— Start of Material provided —

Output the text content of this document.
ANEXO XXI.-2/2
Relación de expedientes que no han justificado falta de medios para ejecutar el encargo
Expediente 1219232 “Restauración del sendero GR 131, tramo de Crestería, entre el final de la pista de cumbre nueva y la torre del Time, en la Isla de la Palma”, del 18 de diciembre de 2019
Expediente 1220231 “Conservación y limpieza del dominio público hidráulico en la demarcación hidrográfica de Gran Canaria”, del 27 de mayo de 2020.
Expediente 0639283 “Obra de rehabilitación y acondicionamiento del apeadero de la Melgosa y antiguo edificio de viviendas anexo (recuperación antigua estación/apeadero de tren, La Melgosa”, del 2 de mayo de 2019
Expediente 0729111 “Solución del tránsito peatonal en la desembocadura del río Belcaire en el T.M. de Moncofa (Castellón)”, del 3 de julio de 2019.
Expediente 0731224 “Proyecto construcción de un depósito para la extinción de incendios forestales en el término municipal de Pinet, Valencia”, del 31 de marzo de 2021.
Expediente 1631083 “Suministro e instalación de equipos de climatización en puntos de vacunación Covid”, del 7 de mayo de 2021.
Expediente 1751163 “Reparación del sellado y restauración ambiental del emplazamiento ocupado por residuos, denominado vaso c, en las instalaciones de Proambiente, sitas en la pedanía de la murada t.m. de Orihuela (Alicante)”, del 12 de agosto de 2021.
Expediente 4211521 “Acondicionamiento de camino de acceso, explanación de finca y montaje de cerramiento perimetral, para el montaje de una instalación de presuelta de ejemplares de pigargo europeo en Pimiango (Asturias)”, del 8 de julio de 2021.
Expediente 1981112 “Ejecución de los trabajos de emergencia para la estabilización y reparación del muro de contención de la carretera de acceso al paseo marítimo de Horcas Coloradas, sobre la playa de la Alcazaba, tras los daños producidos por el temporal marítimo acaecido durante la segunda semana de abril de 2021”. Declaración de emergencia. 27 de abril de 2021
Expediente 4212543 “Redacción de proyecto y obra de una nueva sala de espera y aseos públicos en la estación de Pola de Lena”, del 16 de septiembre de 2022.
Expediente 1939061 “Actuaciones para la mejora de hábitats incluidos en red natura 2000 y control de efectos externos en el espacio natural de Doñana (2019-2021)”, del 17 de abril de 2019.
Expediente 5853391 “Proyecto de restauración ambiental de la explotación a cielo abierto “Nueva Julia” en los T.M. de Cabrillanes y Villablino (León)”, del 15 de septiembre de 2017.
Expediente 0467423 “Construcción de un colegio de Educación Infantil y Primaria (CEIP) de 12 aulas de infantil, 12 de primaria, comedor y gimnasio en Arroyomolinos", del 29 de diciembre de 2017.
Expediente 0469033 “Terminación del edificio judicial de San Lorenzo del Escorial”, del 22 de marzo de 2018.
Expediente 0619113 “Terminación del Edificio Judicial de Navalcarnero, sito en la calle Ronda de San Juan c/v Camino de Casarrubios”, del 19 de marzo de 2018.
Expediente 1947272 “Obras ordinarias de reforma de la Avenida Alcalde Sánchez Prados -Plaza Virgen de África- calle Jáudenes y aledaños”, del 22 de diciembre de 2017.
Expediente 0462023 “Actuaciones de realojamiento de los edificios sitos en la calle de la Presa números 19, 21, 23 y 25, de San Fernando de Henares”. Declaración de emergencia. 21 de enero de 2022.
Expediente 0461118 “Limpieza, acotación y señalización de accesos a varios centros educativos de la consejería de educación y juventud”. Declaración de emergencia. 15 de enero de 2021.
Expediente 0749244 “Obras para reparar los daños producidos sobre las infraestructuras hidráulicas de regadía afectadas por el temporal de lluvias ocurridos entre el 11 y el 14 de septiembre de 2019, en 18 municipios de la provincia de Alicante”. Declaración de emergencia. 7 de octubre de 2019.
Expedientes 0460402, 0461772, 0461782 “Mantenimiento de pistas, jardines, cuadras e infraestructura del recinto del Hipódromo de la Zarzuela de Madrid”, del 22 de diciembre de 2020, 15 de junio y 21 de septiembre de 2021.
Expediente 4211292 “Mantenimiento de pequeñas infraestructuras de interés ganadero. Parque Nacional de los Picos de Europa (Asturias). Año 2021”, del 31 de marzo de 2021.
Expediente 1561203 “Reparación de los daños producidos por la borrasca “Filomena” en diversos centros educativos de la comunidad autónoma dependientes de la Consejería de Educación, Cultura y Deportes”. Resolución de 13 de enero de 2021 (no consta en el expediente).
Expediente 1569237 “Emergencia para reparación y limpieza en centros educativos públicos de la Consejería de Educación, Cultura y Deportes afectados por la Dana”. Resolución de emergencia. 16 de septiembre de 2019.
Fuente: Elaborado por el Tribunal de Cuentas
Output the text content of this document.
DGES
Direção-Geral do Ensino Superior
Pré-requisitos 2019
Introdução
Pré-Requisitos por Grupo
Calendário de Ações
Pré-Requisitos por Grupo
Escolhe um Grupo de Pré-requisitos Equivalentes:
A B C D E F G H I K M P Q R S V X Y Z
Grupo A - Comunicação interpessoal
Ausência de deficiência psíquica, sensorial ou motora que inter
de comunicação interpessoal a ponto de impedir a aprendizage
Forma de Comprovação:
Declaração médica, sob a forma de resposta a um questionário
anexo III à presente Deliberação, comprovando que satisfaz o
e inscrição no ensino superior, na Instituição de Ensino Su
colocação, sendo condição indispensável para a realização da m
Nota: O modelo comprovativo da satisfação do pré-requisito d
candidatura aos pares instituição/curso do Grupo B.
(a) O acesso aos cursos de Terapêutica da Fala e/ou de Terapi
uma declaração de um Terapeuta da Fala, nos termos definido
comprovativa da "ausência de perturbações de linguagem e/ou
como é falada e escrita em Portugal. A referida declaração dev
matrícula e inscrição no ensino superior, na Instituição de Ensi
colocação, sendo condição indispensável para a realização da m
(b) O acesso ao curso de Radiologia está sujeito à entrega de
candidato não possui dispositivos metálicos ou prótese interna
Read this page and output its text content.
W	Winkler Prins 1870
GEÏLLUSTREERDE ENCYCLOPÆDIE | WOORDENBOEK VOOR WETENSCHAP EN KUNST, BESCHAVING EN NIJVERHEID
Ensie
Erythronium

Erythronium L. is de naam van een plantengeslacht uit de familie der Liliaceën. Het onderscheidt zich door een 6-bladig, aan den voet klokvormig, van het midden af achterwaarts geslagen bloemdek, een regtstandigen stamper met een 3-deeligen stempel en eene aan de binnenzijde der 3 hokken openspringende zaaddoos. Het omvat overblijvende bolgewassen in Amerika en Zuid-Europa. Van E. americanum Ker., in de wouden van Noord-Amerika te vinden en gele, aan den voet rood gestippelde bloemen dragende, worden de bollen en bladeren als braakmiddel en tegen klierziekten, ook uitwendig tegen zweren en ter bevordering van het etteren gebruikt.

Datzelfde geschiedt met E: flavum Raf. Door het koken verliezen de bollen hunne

— End of Material provided —

Exercise objective:
Every entry above should be retyped exactly as shown.

Answer for this exercise:
Output the text content of this document.
ANEXO XXI.-2/2
Relación de expedientes que no han justificado falta de medios para ejecutar el encargo
Expediente 1219232 “Restauración del sendero GR 131, tramo de Crestería, entre el final de la pista de cumbre nueva y la torre del Time, en la Isla de la Palma”, del 18 de diciembre de 2019
Expediente 1220231 “Conservación y limpieza del dominio público hidráulico en la demarcación hidrográfica de Gran Canaria”, del 27 de mayo de 2020.
Expediente 0639283 “Obra de rehabilitación y acondicionamiento del apeadero de la Melgosa y antiguo edificio de viviendas anexo (recuperación antigua estación/apeadero de tren, La Melgosa”, del 2 de mayo de 2019
Expediente 0729111 “Solución del tránsito peatonal en la desembocadura del río Belcaire en el T.M. de Moncofa (Castellón)”, del 3 de julio de 2019.
Expediente 0731224 “Proyecto construcción de un depósito para la extinción de incendios forestales en el término municipal de Pinet, Valencia”, del 31 de marzo de 2021.
Expediente 1631083 “Suministro e instalación de equipos de climatización en puntos de vacunación Covid”, del 7 de mayo de 2021.
Expediente 1751163 “Reparación del sellado y restauración ambiental del emplazamiento ocupado por residuos, denominado vaso c, en las instalaciones de Proambiente, sitas en la pedanía de la murada t.m. de Orihuela (Alicante)”, del 12 de agosto de 2021.
Expediente 4211521 “Acondicionamiento de camino de acceso, explanación de finca y montaje de cerramiento perimetral, para el montaje de una instalación de presuelta de ejemplares de pigargo europeo en Pimiango (Asturias)”, del 8 de julio de 2021.
Expediente 1981112 “Ejecución de los trabajos de emergencia para la estabilización y reparación del muro de contención de la carretera de acceso al paseo marítimo de Horcas Coloradas, sobre la playa de la Alcazaba, tras los daños producidos por el temporal marítimo acaecido durante la segunda semana de abril de 2021”. Declaración de emergencia. 27 de abril de 2021
Expediente 4212543 “Redacción de proyecto y obra de una nueva sala de espera y aseos públicos en la estación de Pola de Lena”, del 16 de septiembre de 2022.
Expediente 1939061 “Actuaciones para la mejora de hábitats incluidos en red natura 2000 y control de efectos externos en el espacio natural de Doñana (2019-2021)”, del 17 de abril de 2019.
Expediente 5853391 “Proyecto de restauración ambiental de la explotación a cielo abierto “Nueva Julia” en los T.M. de Cabrillanes y Villablino (León)”, del 15 de septiembre de 2017.
Expediente 0467423 “Construcción de un colegio de Educación Infantil y Primaria (CEIP) de 12 aulas de infantil, 12 de primaria, comedor y gimnasio en Arroyomolinos", del 29 de diciembre de 2017.
Expediente 0469033 “Terminación del edificio judicial de San Lorenzo del Escorial”, del 22 de marzo de 2018.
Expediente 0619113 “Terminación del Edificio Judicial de Navalcarnero, sito en la calle Ronda de San Juan c/v Camino de Casarrubios”, del 19 de marzo de 2018.
Expediente 1947272 “Obras ordinarias de reforma de la Avenida Alcalde Sánchez Prados -Plaza Virgen de África- calle Jáudenes y aledaños”, del 22 de diciembre de 2017.
Expediente 0462023 “Actuaciones de realojamiento de los edificios sitos en la calle de la Presa números 19, 21, 23 y 25, de San Fernando de Henares”. Declaración de emergencia. 21 de enero de 2022.
Expediente 0461118 “Limpieza, acotación y señalización de accesos a varios centros educativos de la consejería de educación y juventud”. Declaración de emergencia. 15 de enero de 2021.
Expediente 0749244 “Obras para reparar los daños producidos sobre las infraestructuras hidráulicas de regadía afectadas por el temporal de lluvias ocurridos entre el 11 y el 14 de septiembre de 2019, en 18 municipios de la provincia de Alicante”. Declaración de emergencia. 7 de octubre de 2019.
Expedientes 0460402, 0461772, 0461782 “Mantenimiento de pistas, jardines, cuadras e infraestructura del recinto del Hipódromo de la Zarzuela de Madrid”, del 22 de diciembre de 2020, 15 de junio y 21 de septiembre de 2021.
Expediente 4211292 “Mantenimiento de pequeñas infraestructuras de interés ganadero. Parque Nacional de los Picos de Europa (Asturias). Año 2021”, del 31 de marzo de 2021.
Expediente 1561203 “Reparación de los daños producidos por la borrasca “Filomena” en diversos centros educativos de la comunidad autónoma dependientes de la Consejería de Educación, Cultura y Deportes”. Resolución de 13 de enero de 2021 (no consta en el expediente).
Expediente 1569237 “Emergencia para reparación y limpieza en centros educativos públicos de la Consejería de Educación, Cultura y Deportes afectados por la Dana”. Resolución de emergencia. 16 de septiembre de 2019.
Fuente: Elaborado por el Tribunal de Cuentas
Output the text content of this document.
DGES
Direção-Geral do Ensino Superior
Pré-requisitos 2019
Introdução
Pré-Requisitos por Grupo
Calendário de Ações
Pré-Requisitos por Grupo
Escolhe um Grupo de Pré-requisitos Equivalentes:
A B C D E F G H I K M P Q R S V X Y Z
Grupo A - Comunicação interpessoal
Ausência de deficiência psíquica, sensorial ou motora que inter
de comunicação interpessoal a ponto de impedir a aprendizage
Forma de Comprovação:
Declaração médica, sob a forma de resposta a um questionário
anexo III à presente Deliberação, comprovando que satisfaz o
e inscrição no ensino superior, na Instituição de Ensino Su
colocação, sendo condição indispensável para a realização da m
Nota: O modelo comprovativo da satisfação do pré-requisito d
candidatura aos pares instituição/curso do Grupo B.
(a) O acesso aos cursos de Terapêutica da Fala e/ou de Terapi
uma declaração de um Terapeuta da Fala, nos termos definido
comprovativa da "ausência de perturbações de linguagem e/ou
como é falada e escrita em Portugal. A referida declaração dev
matrícula e inscrição no ensino superior, na Instituição de Ensi
colocação, sendo condição indispensável para a realização da m
(b) O acesso ao curso de Radiologia está sujeito à entrega de
candidato não possui dispositivos metálicos ou prótese interna
Read this page and output its text content.
W	Winkler Prins 1870
GEÏLLUSTREERDE ENCYCLOPÆDIE | WOORDENBOEK VOOR WETENSCHAP EN KUNST, BESCHAVING EN NIJVERHEID
Ensie
Erythronium

Erythronium L. is de naam van een plantengeslacht uit de familie der Liliaceën. Het onderscheidt zich door een 6-bladig, aan den voet klokvormig, van het midden af achterwaarts geslagen bloemdek, een regtstandigen stamper met een 3-deeligen stempel en eene aan de binnenzijde der 3 hokken openspringende zaaddoos. Het omvat overblijvende bolgewassen in Amerika en Zuid-Europa. Van E. americanum Ker., in de wouden van Noord-Amerika te vinden en gele, aan den voet rood gestippelde bloemen dragende, worden de bollen en bladeren als braakmiddel en tegen klierziekten, ook uitwendig tegen zweren en ter bevordering van het etteren gebruikt.

Datzelfde geschiedt met E: flavum Raf. Door het koken verliezen de bollen hunne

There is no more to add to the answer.